Exercise directions:
Skip the pictures. Transcribe the rest of the data below without changing a word.

============

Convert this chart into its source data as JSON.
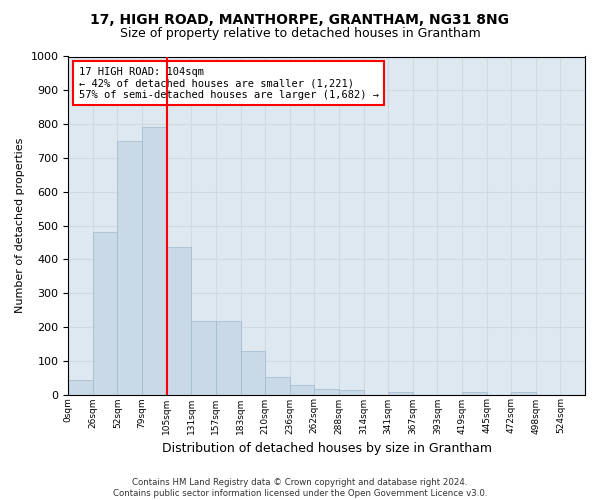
{
  "title1": "17, HIGH ROAD, MANTHORPE, GRANTHAM, NG31 8NG",
  "title2": "Size of property relative to detached houses in Grantham",
  "xlabel": "Distribution of detached houses by size in Grantham",
  "ylabel": "Number of detached properties",
  "footer1": "Contains HM Land Registry data © Crown copyright and database right 2024.",
  "footer2": "Contains public sector information licensed under the Open Government Licence v3.0.",
  "bin_labels": [
    "0sqm",
    "26sqm",
    "52sqm",
    "79sqm",
    "105sqm",
    "131sqm",
    "157sqm",
    "183sqm",
    "210sqm",
    "236sqm",
    "262sqm",
    "288sqm",
    "314sqm",
    "341sqm",
    "367sqm",
    "393sqm",
    "419sqm",
    "445sqm",
    "472sqm",
    "498sqm",
    "524sqm"
  ],
  "bar_values": [
    43,
    480,
    750,
    790,
    435,
    218,
    218,
    130,
    52,
    28,
    15,
    12,
    0,
    8,
    0,
    0,
    8,
    0,
    8,
    0,
    0
  ],
  "bar_color": "#c9d9e8",
  "bar_edge_color": "#a0b8cc",
  "grid_color": "#d0d8e0",
  "annotation_text": "17 HIGH ROAD: 104sqm\n← 42% of detached houses are smaller (1,221)\n57% of semi-detached houses are larger (1,682) →",
  "vline_x": 4,
  "ylim": [
    0,
    1000
  ],
  "yticks": [
    0,
    100,
    200,
    300,
    400,
    500,
    600,
    700,
    800,
    900,
    1000
  ],
  "bg_color": "#dde8f0"
}
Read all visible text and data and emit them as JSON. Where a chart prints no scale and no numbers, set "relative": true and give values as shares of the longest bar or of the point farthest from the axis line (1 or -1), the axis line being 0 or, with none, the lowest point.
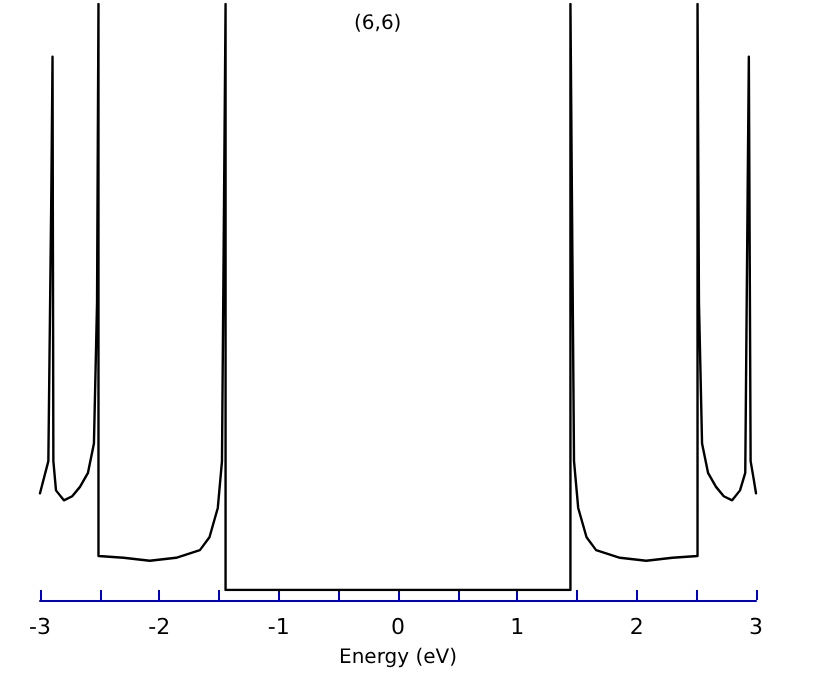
{
  "chart_data": {
    "type": "line",
    "title": "(6,6)",
    "xlabel": "Energy (eV)",
    "relative": true,
    "xlim": [
      -3,
      3
    ],
    "xticks": [
      -3,
      {
        "value": -2.5,
        "label": null
      },
      -2,
      {
        "value": -1.5,
        "label": null
      },
      -1,
      {
        "value": -0.5,
        "label": null
      },
      0,
      {
        "value": 0.5,
        "label": null
      },
      1,
      {
        "value": 1.5,
        "label": null
      },
      2,
      {
        "value": 2.5,
        "label": null
      },
      3
    ],
    "grid": false,
    "marker": "none",
    "line_style": "solid",
    "series": [
      {
        "color": "#000000",
        "x": [
          -3.0,
          -2.93,
          -2.905,
          -2.895,
          -2.888,
          -2.866,
          -2.8,
          -2.73,
          -2.665,
          -2.598,
          -2.548,
          -2.522,
          -2.51,
          -2.51,
          -2.3,
          -2.08,
          -1.86,
          -1.66,
          -1.58,
          -1.51,
          -1.475,
          -1.458,
          -1.445,
          -1.445,
          1.445,
          1.445,
          1.458,
          1.475,
          1.51,
          1.58,
          1.66,
          1.86,
          2.08,
          2.3,
          2.51,
          2.51,
          2.522,
          2.548,
          2.598,
          2.665,
          2.73,
          2.8,
          2.866,
          2.91,
          2.93,
          2.94,
          2.955,
          2.98,
          3.0
        ],
        "values": [
          0.165,
          0.22,
          0.68,
          0.91,
          0.22,
          0.17,
          0.153,
          0.16,
          0.176,
          0.2,
          0.25,
          0.49,
          1,
          0.058,
          0.055,
          0.05,
          0.055,
          0.068,
          0.09,
          0.14,
          0.22,
          0.66,
          1,
          0,
          0,
          1,
          0.66,
          0.22,
          0.14,
          0.09,
          0.068,
          0.055,
          0.05,
          0.055,
          0.058,
          1,
          0.49,
          0.25,
          0.2,
          0.176,
          0.16,
          0.153,
          0.17,
          0.2,
          0.68,
          0.91,
          0.22,
          0.19,
          0.165
        ]
      }
    ]
  }
}
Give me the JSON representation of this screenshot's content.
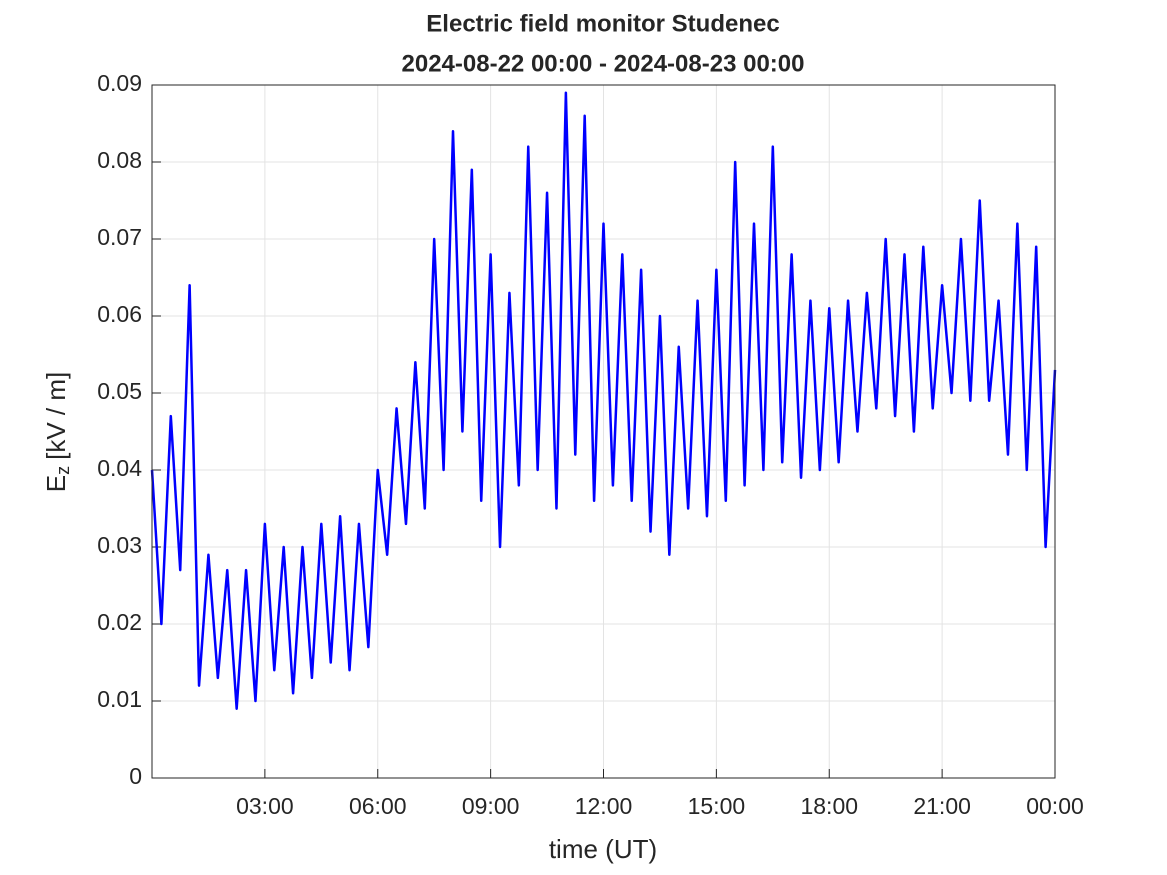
{
  "chart_data": {
    "type": "line",
    "title": [
      "Electric field monitor Studenec",
      "2024-08-22 00:00 - 2024-08-23 00:00"
    ],
    "xlabel": "time (UT)",
    "ylabel": {
      "symbol": "E",
      "subscript": "z",
      "unit": "[kV / m]"
    },
    "xlim": [
      0,
      24
    ],
    "ylim": [
      0,
      0.09
    ],
    "xticks": [
      {
        "value": 3,
        "label": "03:00"
      },
      {
        "value": 6,
        "label": "06:00"
      },
      {
        "value": 9,
        "label": "09:00"
      },
      {
        "value": 12,
        "label": "12:00"
      },
      {
        "value": 15,
        "label": "15:00"
      },
      {
        "value": 18,
        "label": "18:00"
      },
      {
        "value": 21,
        "label": "21:00"
      },
      {
        "value": 24,
        "label": "00:00"
      }
    ],
    "yticks": [
      0,
      0.01,
      0.02,
      0.03,
      0.04,
      0.05,
      0.06,
      0.07,
      0.08,
      0.09
    ],
    "grid": true,
    "x": [
      0,
      0.25,
      0.5,
      0.75,
      1,
      1.25,
      1.5,
      1.75,
      2,
      2.25,
      2.5,
      2.75,
      3,
      3.25,
      3.5,
      3.75,
      4,
      4.25,
      4.5,
      4.75,
      5,
      5.25,
      5.5,
      5.75,
      6,
      6.25,
      6.5,
      6.75,
      7,
      7.25,
      7.5,
      7.75,
      8,
      8.25,
      8.5,
      8.75,
      9,
      9.25,
      9.5,
      9.75,
      10,
      10.25,
      10.5,
      10.75,
      11,
      11.25,
      11.5,
      11.75,
      12,
      12.25,
      12.5,
      12.75,
      13,
      13.25,
      13.5,
      13.75,
      14,
      14.25,
      14.5,
      14.75,
      15,
      15.25,
      15.5,
      15.75,
      16,
      16.25,
      16.5,
      16.75,
      17,
      17.25,
      17.5,
      17.75,
      18,
      18.25,
      18.5,
      18.75,
      19,
      19.25,
      19.5,
      19.75,
      20,
      20.25,
      20.5,
      20.75,
      21,
      21.25,
      21.5,
      21.75,
      22,
      22.25,
      22.5,
      22.75,
      23,
      23.25,
      23.5,
      23.75,
      24
    ],
    "series": [
      {
        "color": "#0000ff",
        "values": [
          0.04,
          0.02,
          0.047,
          0.027,
          0.064,
          0.012,
          0.029,
          0.013,
          0.027,
          0.009,
          0.027,
          0.01,
          0.033,
          0.014,
          0.03,
          0.011,
          0.03,
          0.013,
          0.033,
          0.015,
          0.034,
          0.014,
          0.033,
          0.017,
          0.04,
          0.029,
          0.048,
          0.033,
          0.054,
          0.035,
          0.07,
          0.04,
          0.084,
          0.045,
          0.079,
          0.036,
          0.068,
          0.03,
          0.063,
          0.038,
          0.082,
          0.04,
          0.076,
          0.035,
          0.089,
          0.042,
          0.086,
          0.036,
          0.072,
          0.038,
          0.068,
          0.036,
          0.066,
          0.032,
          0.06,
          0.029,
          0.056,
          0.035,
          0.062,
          0.034,
          0.066,
          0.036,
          0.08,
          0.038,
          0.072,
          0.04,
          0.082,
          0.041,
          0.068,
          0.039,
          0.062,
          0.04,
          0.061,
          0.041,
          0.062,
          0.045,
          0.063,
          0.048,
          0.07,
          0.047,
          0.068,
          0.045,
          0.069,
          0.048,
          0.064,
          0.05,
          0.07,
          0.049,
          0.075,
          0.049,
          0.062,
          0.042,
          0.072,
          0.04,
          0.069,
          0.03,
          0.053
        ]
      }
    ]
  }
}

============

Reply:
Convert this chart into its source data as JSON.
{
  "title1": "17, HIGH ROAD, MANTHORPE, GRANTHAM, NG31 8NG",
  "title2": "Size of property relative to detached houses in Grantham",
  "xlabel": "Distribution of detached houses by size in Grantham",
  "ylabel": "Number of detached properties",
  "footer1": "Contains HM Land Registry data © Crown copyright and database right 2024.",
  "footer2": "Contains public sector information licensed under the Open Government Licence v3.0.",
  "bin_labels": [
    "0sqm",
    "26sqm",
    "52sqm",
    "79sqm",
    "105sqm",
    "131sqm",
    "157sqm",
    "183sqm",
    "210sqm",
    "236sqm",
    "262sqm",
    "288sqm",
    "314sqm",
    "341sqm",
    "367sqm",
    "393sqm",
    "419sqm",
    "445sqm",
    "472sqm",
    "498sqm",
    "524sqm"
  ],
  "bar_values": [
    43,
    480,
    750,
    790,
    435,
    218,
    218,
    130,
    52,
    28,
    15,
    12,
    0,
    8,
    0,
    0,
    8,
    0,
    8,
    0,
    0
  ],
  "bar_color": "#c9d9e8",
  "bar_edge_color": "#a0b8cc",
  "grid_color": "#d0d8e0",
  "annotation_text": "17 HIGH ROAD: 104sqm\n← 42% of detached houses are smaller (1,221)\n57% of semi-detached houses are larger (1,682) →",
  "vline_x": 4,
  "ylim": [
    0,
    1000
  ],
  "yticks": [
    0,
    100,
    200,
    300,
    400,
    500,
    600,
    700,
    800,
    900,
    1000
  ],
  "bg_color": "#dde8f0"
}
Read all visible text and data and emit them as JSON. Where a chart prints no scale and no numbers, set "relative": true and give values as shares of the longest bar or of the point farthest from the axis line (1 or -1), the axis line being 0 or, with none, the lowest point.
{
  "chart_data": {
    "type": "line",
    "title": "(6,6)",
    "xlabel": "Energy (eV)",
    "relative": true,
    "xlim": [
      -3,
      3
    ],
    "xticks": [
      -3,
      {
        "value": -2.5,
        "label": null
      },
      -2,
      {
        "value": -1.5,
        "label": null
      },
      -1,
      {
        "value": -0.5,
        "label": null
      },
      0,
      {
        "value": 0.5,
        "label": null
      },
      1,
      {
        "value": 1.5,
        "label": null
      },
      2,
      {
        "value": 2.5,
        "label": null
      },
      3
    ],
    "grid": false,
    "marker": "none",
    "line_style": "solid",
    "series": [
      {
        "color": "#000000",
        "x": [
          -3.0,
          -2.93,
          -2.905,
          -2.895,
          -2.888,
          -2.866,
          -2.8,
          -2.73,
          -2.665,
          -2.598,
          -2.548,
          -2.522,
          -2.51,
          -2.51,
          -2.3,
          -2.08,
          -1.86,
          -1.66,
          -1.58,
          -1.51,
          -1.475,
          -1.458,
          -1.445,
          -1.445,
          1.445,
          1.445,
          1.458,
          1.475,
          1.51,
          1.58,
          1.66,
          1.86,
          2.08,
          2.3,
          2.51,
          2.51,
          2.522,
          2.548,
          2.598,
          2.665,
          2.73,
          2.8,
          2.866,
          2.91,
          2.93,
          2.94,
          2.955,
          2.98,
          3.0
        ],
        "values": [
          0.165,
          0.22,
          0.68,
          0.91,
          0.22,
          0.17,
          0.153,
          0.16,
          0.176,
          0.2,
          0.25,
          0.49,
          1,
          0.058,
          0.055,
          0.05,
          0.055,
          0.068,
          0.09,
          0.14,
          0.22,
          0.66,
          1,
          0,
          0,
          1,
          0.66,
          0.22,
          0.14,
          0.09,
          0.068,
          0.055,
          0.05,
          0.055,
          0.058,
          1,
          0.49,
          0.25,
          0.2,
          0.176,
          0.16,
          0.153,
          0.17,
          0.2,
          0.68,
          0.91,
          0.22,
          0.19,
          0.165
        ]
      }
    ]
  }
}
Give me the JSON representation of this screenshot's content.
{
  "chart_data": {
    "type": "line",
    "title": [
      "Electric field monitor Studenec",
      "2024-08-22 00:00 - 2024-08-23 00:00"
    ],
    "xlabel": "time (UT)",
    "ylabel": {
      "symbol": "E",
      "subscript": "z",
      "unit": "[kV / m]"
    },
    "xlim": [
      0,
      24
    ],
    "ylim": [
      0,
      0.09
    ],
    "xticks": [
      {
        "value": 3,
        "label": "03:00"
      },
      {
        "value": 6,
        "label": "06:00"
      },
      {
        "value": 9,
        "label": "09:00"
      },
      {
        "value": 12,
        "label": "12:00"
      },
      {
        "value": 15,
        "label": "15:00"
      },
      {
        "value": 18,
        "label": "18:00"
      },
      {
        "value": 21,
        "label": "21:00"
      },
      {
        "value": 24,
        "label": "00:00"
      }
    ],
    "yticks": [
      0,
      0.01,
      0.02,
      0.03,
      0.04,
      0.05,
      0.06,
      0.07,
      0.08,
      0.09
    ],
    "grid": true,
    "x": [
      0,
      0.25,
      0.5,
      0.75,
      1,
      1.25,
      1.5,
      1.75,
      2,
      2.25,
      2.5,
      2.75,
      3,
      3.25,
      3.5,
      3.75,
      4,
      4.25,
      4.5,
      4.75,
      5,
      5.25,
      5.5,
      5.75,
      6,
      6.25,
      6.5,
      6.75,
      7,
      7.25,
      7.5,
      7.75,
      8,
      8.25,
      8.5,
      8.75,
      9,
      9.25,
      9.5,
      9.75,
      10,
      10.25,
      10.5,
      10.75,
      11,
      11.25,
      11.5,
      11.75,
      12,
      12.25,
      12.5,
      12.75,
      13,
      13.25,
      13.5,
      13.75,
      14,
      14.25,
      14.5,
      14.75,
      15,
      15.25,
      15.5,
      15.75,
      16,
      16.25,
      16.5,
      16.75,
      17,
      17.25,
      17.5,
      17.75,
      18,
      18.25,
      18.5,
      18.75,
      19,
      19.25,
      19.5,
      19.75,
      20,
      20.25,
      20.5,
      20.75,
      21,
      21.25,
      21.5,
      21.75,
      22,
      22.25,
      22.5,
      22.75,
      23,
      23.25,
      23.5,
      23.75,
      24
    ],
    "series": [
      {
        "color": "#0000ff",
        "values": [
          0.04,
          0.02,
          0.047,
          0.027,
          0.064,
          0.012,
          0.029,
          0.013,
          0.027,
          0.009,
          0.027,
          0.01,
          0.033,
          0.014,
          0.03,
          0.011,
          0.03,
          0.013,
          0.033,
          0.015,
          0.034,
          0.014,
          0.033,
          0.017,
          0.04,
          0.029,
          0.048,
          0.033,
          0.054,
          0.035,
          0.07,
          0.04,
          0.084,
          0.045,
          0.079,
          0.036,
          0.068,
          0.03,
          0.063,
          0.038,
          0.082,
          0.04,
          0.076,
          0.035,
          0.089,
          0.042,
          0.086,
          0.036,
          0.072,
          0.038,
          0.068,
          0.036,
          0.066,
          0.032,
          0.06,
          0.029,
          0.056,
          0.035,
          0.062,
          0.034,
          0.066,
          0.036,
          0.08,
          0.038,
          0.072,
          0.04,
          0.082,
          0.041,
          0.068,
          0.039,
          0.062,
          0.04,
          0.061,
          0.041,
          0.062,
          0.045,
          0.063,
          0.048,
          0.07,
          0.047,
          0.068,
          0.045,
          0.069,
          0.048,
          0.064,
          0.05,
          0.07,
          0.049,
          0.075,
          0.049,
          0.062,
          0.042,
          0.072,
          0.04,
          0.069,
          0.03,
          0.053
        ]
      }
    ]
  }
}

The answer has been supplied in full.